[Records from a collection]
— Begin —

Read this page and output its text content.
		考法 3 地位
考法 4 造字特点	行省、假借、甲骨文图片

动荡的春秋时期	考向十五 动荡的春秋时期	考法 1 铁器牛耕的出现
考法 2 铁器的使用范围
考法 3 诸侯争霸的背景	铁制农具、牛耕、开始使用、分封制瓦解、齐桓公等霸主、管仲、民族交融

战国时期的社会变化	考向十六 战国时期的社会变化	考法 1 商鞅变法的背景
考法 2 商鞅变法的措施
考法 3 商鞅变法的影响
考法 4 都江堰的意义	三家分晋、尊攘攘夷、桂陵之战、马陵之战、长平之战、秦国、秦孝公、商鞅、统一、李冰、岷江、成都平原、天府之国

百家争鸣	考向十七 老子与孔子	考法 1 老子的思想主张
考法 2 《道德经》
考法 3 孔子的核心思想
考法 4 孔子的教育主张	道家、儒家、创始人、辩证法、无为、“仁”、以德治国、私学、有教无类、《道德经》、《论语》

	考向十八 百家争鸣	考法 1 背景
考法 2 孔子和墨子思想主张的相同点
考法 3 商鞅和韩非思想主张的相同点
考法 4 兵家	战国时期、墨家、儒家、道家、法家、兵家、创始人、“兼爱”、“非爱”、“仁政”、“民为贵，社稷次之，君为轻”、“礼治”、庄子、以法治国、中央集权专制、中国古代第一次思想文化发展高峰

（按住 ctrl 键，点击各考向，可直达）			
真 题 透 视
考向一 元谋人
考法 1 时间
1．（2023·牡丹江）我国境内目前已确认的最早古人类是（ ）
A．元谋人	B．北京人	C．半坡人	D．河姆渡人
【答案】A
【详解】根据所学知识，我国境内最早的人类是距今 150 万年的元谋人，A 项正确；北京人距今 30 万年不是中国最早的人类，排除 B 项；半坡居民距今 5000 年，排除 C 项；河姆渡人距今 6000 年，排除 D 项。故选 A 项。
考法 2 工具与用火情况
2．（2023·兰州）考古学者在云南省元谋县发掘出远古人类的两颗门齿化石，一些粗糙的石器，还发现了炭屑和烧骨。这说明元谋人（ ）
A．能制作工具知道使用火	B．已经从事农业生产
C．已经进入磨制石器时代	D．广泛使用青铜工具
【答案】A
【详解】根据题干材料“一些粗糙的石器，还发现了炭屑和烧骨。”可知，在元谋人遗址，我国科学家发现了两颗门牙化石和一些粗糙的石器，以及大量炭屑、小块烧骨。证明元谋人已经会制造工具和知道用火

— End —

Working from the listing above, pick out every line that has "还发现了炭屑和烧骨" and copy it.

Output for this exercise:
2．（2023·兰州）考古学者在云南省元谋县发掘出远古人类的两颗门齿化石，一些粗糙的石器，还发现了炭屑和烧骨。这说明元谋人（ ）
【详解】根据题干材料“一些粗糙的石器，还发现了炭屑和烧骨。”可知，在元谋人遗址，我国科学家发现了两颗门牙化石和一些粗糙的石器，以及大量炭屑、小块烧骨。证明元谋人已经会制造工具和知道用火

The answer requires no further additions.